Quote, verbatim, all material below, without pictures.
[start]
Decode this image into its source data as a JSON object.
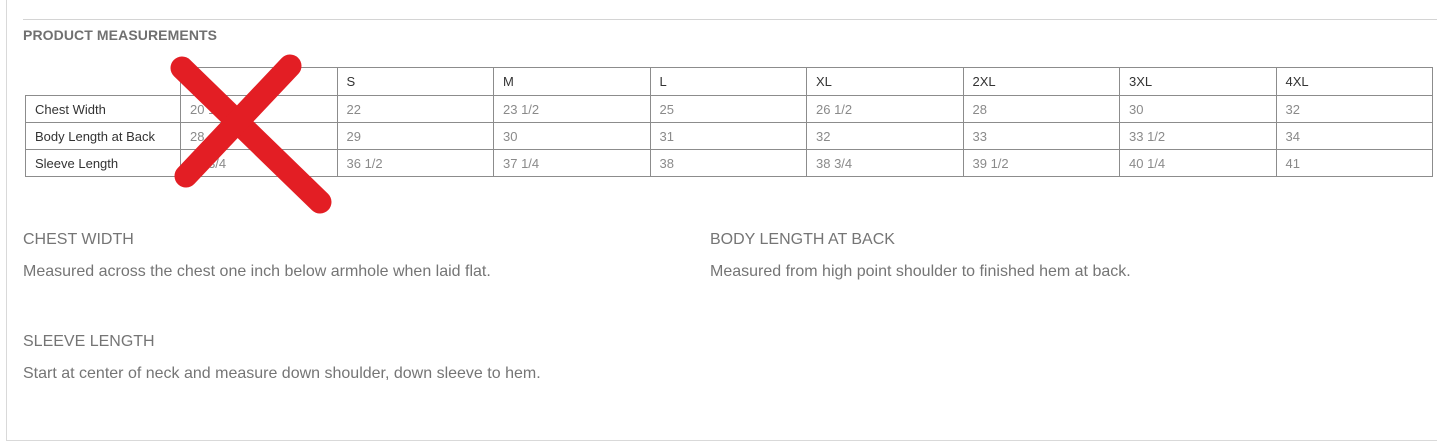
{
  "section_title": "PRODUCT MEASUREMENTS",
  "table": {
    "corner": "",
    "sizes": [
      "",
      "S",
      "M",
      "L",
      "XL",
      "2XL",
      "3XL",
      "4XL"
    ],
    "rows": [
      {
        "label": "Chest Width",
        "values": [
          "20 1/2",
          "22",
          "23 1/2",
          "25",
          "26 1/2",
          "28",
          "30",
          "32"
        ]
      },
      {
        "label": "Body Length at Back",
        "values": [
          "28",
          "29",
          "30",
          "31",
          "32",
          "33",
          "33 1/2",
          "34"
        ]
      },
      {
        "label": "Sleeve Length",
        "values": [
          "35 3/4",
          "36 1/2",
          "37 1/4",
          "38",
          "38 3/4",
          "39 1/2",
          "40 1/4",
          "41"
        ]
      }
    ]
  },
  "descriptions": {
    "chest": {
      "title": "CHEST WIDTH",
      "text": "Measured across the chest one inch below armhole when laid flat."
    },
    "body": {
      "title": "BODY LENGTH AT BACK",
      "text": "Measured from high point shoulder to finished hem at back."
    },
    "sleeve": {
      "title": "SLEEVE LENGTH",
      "text": "Start at center of neck and measure down shoulder, down sleeve to hem."
    }
  },
  "overlay": {
    "icon": "red-x-mark-icon",
    "color": "#e31e24"
  }
}
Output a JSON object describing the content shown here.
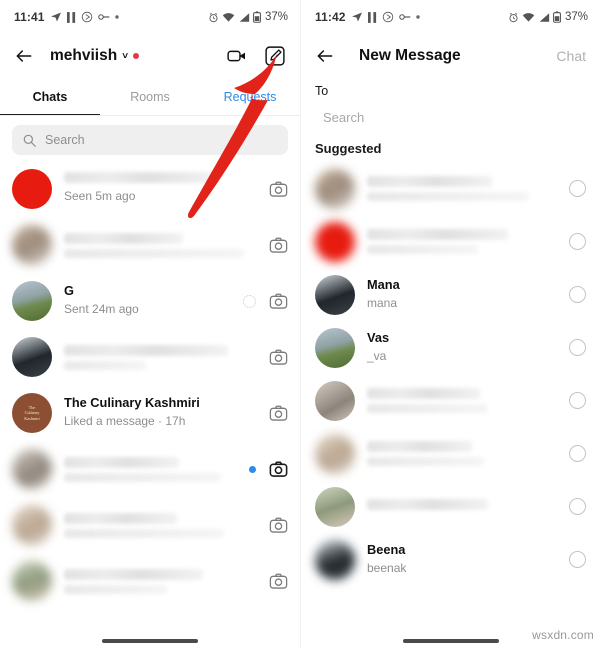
{
  "left": {
    "statusbar": {
      "time": "11:41",
      "icons": [
        "send-icon",
        "pause-icon",
        "play-circle-icon",
        "vpn-key-icon",
        "dot-icon"
      ],
      "right_icons": [
        "alarm-icon",
        "wifi-icon",
        "signal-icon",
        "battery-icon"
      ],
      "battery": "37%"
    },
    "header": {
      "back_icon": "back-arrow-icon",
      "username": "mehviish",
      "chevron": "˅",
      "status_dot": "red",
      "video_icon": "video-camera-icon",
      "compose_icon": "compose-pencil-icon"
    },
    "tabs": [
      {
        "label": "Chats",
        "active": true
      },
      {
        "label": "Rooms",
        "active": false
      },
      {
        "label": "Requests",
        "active": false,
        "highlight": true
      }
    ],
    "search": {
      "placeholder": "Search",
      "icon": "search-icon"
    },
    "rows": [
      {
        "name": "",
        "sub": "Seen 5m ago",
        "name_blurred": true,
        "avatar": "av-red",
        "avatar_blurred": false,
        "unread": false,
        "spinner": false,
        "camera": true
      },
      {
        "name": "",
        "sub": "",
        "name_blurred": true,
        "sub_blurred": true,
        "avatar": "av-bld1",
        "avatar_blurred": true,
        "unread": false,
        "spinner": false,
        "camera": true
      },
      {
        "name": "G",
        "sub": "Sent 24m ago",
        "name_blurred": false,
        "avatar": "av-g",
        "avatar_blurred": false,
        "unread": false,
        "spinner": true,
        "camera": true
      },
      {
        "name": "",
        "sub": "",
        "name_blurred": true,
        "sub_blurred": true,
        "avatar": "av-dark",
        "avatar_blurred": false,
        "unread": false,
        "spinner": false,
        "camera": true
      },
      {
        "name": "The Culinary Kashmiri",
        "sub": "Liked a message · 17h",
        "name_blurred": false,
        "avatar": "av-ck",
        "avatar_blurred": false,
        "unread": false,
        "spinner": false,
        "camera": true
      },
      {
        "name": "",
        "sub": "",
        "name_blurred": true,
        "sub_blurred": true,
        "avatar": "av-bld2",
        "avatar_blurred": true,
        "unread": true,
        "spinner": false,
        "camera": true
      },
      {
        "name": "",
        "sub": "",
        "name_blurred": true,
        "sub_blurred": true,
        "avatar": "av-bld3",
        "avatar_blurred": true,
        "unread": false,
        "spinner": false,
        "camera": true
      },
      {
        "name": "",
        "sub": "",
        "name_blurred": true,
        "sub_blurred": true,
        "avatar": "av-bld4",
        "avatar_blurred": true,
        "unread": false,
        "spinner": false,
        "camera": true
      }
    ],
    "annotation": {
      "type": "red-arrow",
      "points_to": "compose-pencil-icon",
      "color": "#e2231a"
    }
  },
  "right": {
    "statusbar": {
      "time": "11:42",
      "battery": "37%"
    },
    "header": {
      "back_icon": "back-arrow-icon",
      "title": "New Message",
      "action_label": "Chat"
    },
    "to_label": "To",
    "to_placeholder": "Search",
    "section_title": "Suggested",
    "rows": [
      {
        "name": "",
        "sub": "",
        "name_blurred": true,
        "sub_blurred": true,
        "avatar": "av-bld1",
        "avatar_blurred": true
      },
      {
        "name": "",
        "sub": "",
        "name_blurred": true,
        "sub_blurred": true,
        "avatar": "av-red",
        "avatar_blurred": true
      },
      {
        "name": "Mana",
        "sub": "mana",
        "name_blurred": false,
        "partial": true,
        "avatar": "av-dark",
        "avatar_blurred": false
      },
      {
        "name": "Vas",
        "sub": "_va",
        "name_blurred": false,
        "partial": true,
        "avatar": "av-g",
        "avatar_blurred": false
      },
      {
        "name": "",
        "sub": "",
        "name_blurred": true,
        "sub_blurred": true,
        "avatar": "av-bld2",
        "avatar_blurred": false
      },
      {
        "name": "",
        "sub": "",
        "name_blurred": true,
        "sub_blurred": true,
        "avatar": "av-bld3",
        "avatar_blurred": true
      },
      {
        "name": "",
        "sub": "",
        "name_blurred": true,
        "sub_blurred": false,
        "avatar": "av-bld4",
        "avatar_blurred": false
      },
      {
        "name": "Beena",
        "sub": "beenak",
        "name_blurred": false,
        "partial": true,
        "avatar": "av-dark",
        "avatar_blurred": true
      }
    ]
  },
  "watermark": "wsxdn.com"
}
[end]
Reply:
Decode this image into its source data as a JSON object.
{
  "section_title": "PRODUCT MEASUREMENTS",
  "table": {
    "corner": "",
    "sizes": [
      "",
      "S",
      "M",
      "L",
      "XL",
      "2XL",
      "3XL",
      "4XL"
    ],
    "rows": [
      {
        "label": "Chest Width",
        "values": [
          "20 1/2",
          "22",
          "23 1/2",
          "25",
          "26 1/2",
          "28",
          "30",
          "32"
        ]
      },
      {
        "label": "Body Length at Back",
        "values": [
          "28",
          "29",
          "30",
          "31",
          "32",
          "33",
          "33 1/2",
          "34"
        ]
      },
      {
        "label": "Sleeve Length",
        "values": [
          "35 3/4",
          "36 1/2",
          "37 1/4",
          "38",
          "38 3/4",
          "39 1/2",
          "40 1/4",
          "41"
        ]
      }
    ]
  },
  "descriptions": {
    "chest": {
      "title": "CHEST WIDTH",
      "text": "Measured across the chest one inch below armhole when laid flat."
    },
    "body": {
      "title": "BODY LENGTH AT BACK",
      "text": "Measured from high point shoulder to finished hem at back."
    },
    "sleeve": {
      "title": "SLEEVE LENGTH",
      "text": "Start at center of neck and measure down shoulder, down sleeve to hem."
    }
  },
  "overlay": {
    "icon": "red-x-mark-icon",
    "color": "#e31e24"
  }
}
Output a JSON object describing the content shown here.
{
  "left": {
    "statusbar": {
      "time": "11:41",
      "icons": [
        "send-icon",
        "pause-icon",
        "play-circle-icon",
        "vpn-key-icon",
        "dot-icon"
      ],
      "right_icons": [
        "alarm-icon",
        "wifi-icon",
        "signal-icon",
        "battery-icon"
      ],
      "battery": "37%"
    },
    "header": {
      "back_icon": "back-arrow-icon",
      "username": "mehviish",
      "chevron": "˅",
      "status_dot": "red",
      "video_icon": "video-camera-icon",
      "compose_icon": "compose-pencil-icon"
    },
    "tabs": [
      {
        "label": "Chats",
        "active": true
      },
      {
        "label": "Rooms",
        "active": false
      },
      {
        "label": "Requests",
        "active": false,
        "highlight": true
      }
    ],
    "search": {
      "placeholder": "Search",
      "icon": "search-icon"
    },
    "rows": [
      {
        "name": "",
        "sub": "Seen 5m ago",
        "name_blurred": true,
        "avatar": "av-red",
        "avatar_blurred": false,
        "unread": false,
        "spinner": false,
        "camera": true
      },
      {
        "name": "",
        "sub": "",
        "name_blurred": true,
        "sub_blurred": true,
        "avatar": "av-bld1",
        "avatar_blurred": true,
        "unread": false,
        "spinner": false,
        "camera": true
      },
      {
        "name": "G",
        "sub": "Sent 24m ago",
        "name_blurred": false,
        "avatar": "av-g",
        "avatar_blurred": false,
        "unread": false,
        "spinner": true,
        "camera": true
      },
      {
        "name": "",
        "sub": "",
        "name_blurred": true,
        "sub_blurred": true,
        "avatar": "av-dark",
        "avatar_blurred": false,
        "unread": false,
        "spinner": false,
        "camera": true
      },
      {
        "name": "The Culinary Kashmiri",
        "sub": "Liked a message · 17h",
        "name_blurred": false,
        "avatar": "av-ck",
        "avatar_blurred": false,
        "unread": false,
        "spinner": false,
        "camera": true
      },
      {
        "name": "",
        "sub": "",
        "name_blurred": true,
        "sub_blurred": true,
        "avatar": "av-bld2",
        "avatar_blurred": true,
        "unread": true,
        "spinner": false,
        "camera": true
      },
      {
        "name": "",
        "sub": "",
        "name_blurred": true,
        "sub_blurred": true,
        "avatar": "av-bld3",
        "avatar_blurred": true,
        "unread": false,
        "spinner": false,
        "camera": true
      },
      {
        "name": "",
        "sub": "",
        "name_blurred": true,
        "sub_blurred": true,
        "avatar": "av-bld4",
        "avatar_blurred": true,
        "unread": false,
        "spinner": false,
        "camera": true
      }
    ],
    "annotation": {
      "type": "red-arrow",
      "points_to": "compose-pencil-icon",
      "color": "#e2231a"
    }
  },
  "right": {
    "statusbar": {
      "time": "11:42",
      "battery": "37%"
    },
    "header": {
      "back_icon": "back-arrow-icon",
      "title": "New Message",
      "action_label": "Chat"
    },
    "to_label": "To",
    "to_placeholder": "Search",
    "section_title": "Suggested",
    "rows": [
      {
        "name": "",
        "sub": "",
        "name_blurred": true,
        "sub_blurred": true,
        "avatar": "av-bld1",
        "avatar_blurred": true
      },
      {
        "name": "",
        "sub": "",
        "name_blurred": true,
        "sub_blurred": true,
        "avatar": "av-red",
        "avatar_blurred": true
      },
      {
        "name": "Mana",
        "sub": "mana",
        "name_blurred": false,
        "partial": true,
        "avatar": "av-dark",
        "avatar_blurred": false
      },
      {
        "name": "Vas",
        "sub": "_va",
        "name_blurred": false,
        "partial": true,
        "avatar": "av-g",
        "avatar_blurred": false
      },
      {
        "name": "",
        "sub": "",
        "name_blurred": true,
        "sub_blurred": true,
        "avatar": "av-bld2",
        "avatar_blurred": false
      },
      {
        "name": "",
        "sub": "",
        "name_blurred": true,
        "sub_blurred": true,
        "avatar": "av-bld3",
        "avatar_blurred": true
      },
      {
        "name": "",
        "sub": "",
        "name_blurred": true,
        "sub_blurred": false,
        "avatar": "av-bld4",
        "avatar_blurred": false
      },
      {
        "name": "Beena",
        "sub": "beenak",
        "name_blurred": false,
        "partial": true,
        "avatar": "av-dark",
        "avatar_blurred": true
      }
    ]
  },
  "watermark": "wsxdn.com"
}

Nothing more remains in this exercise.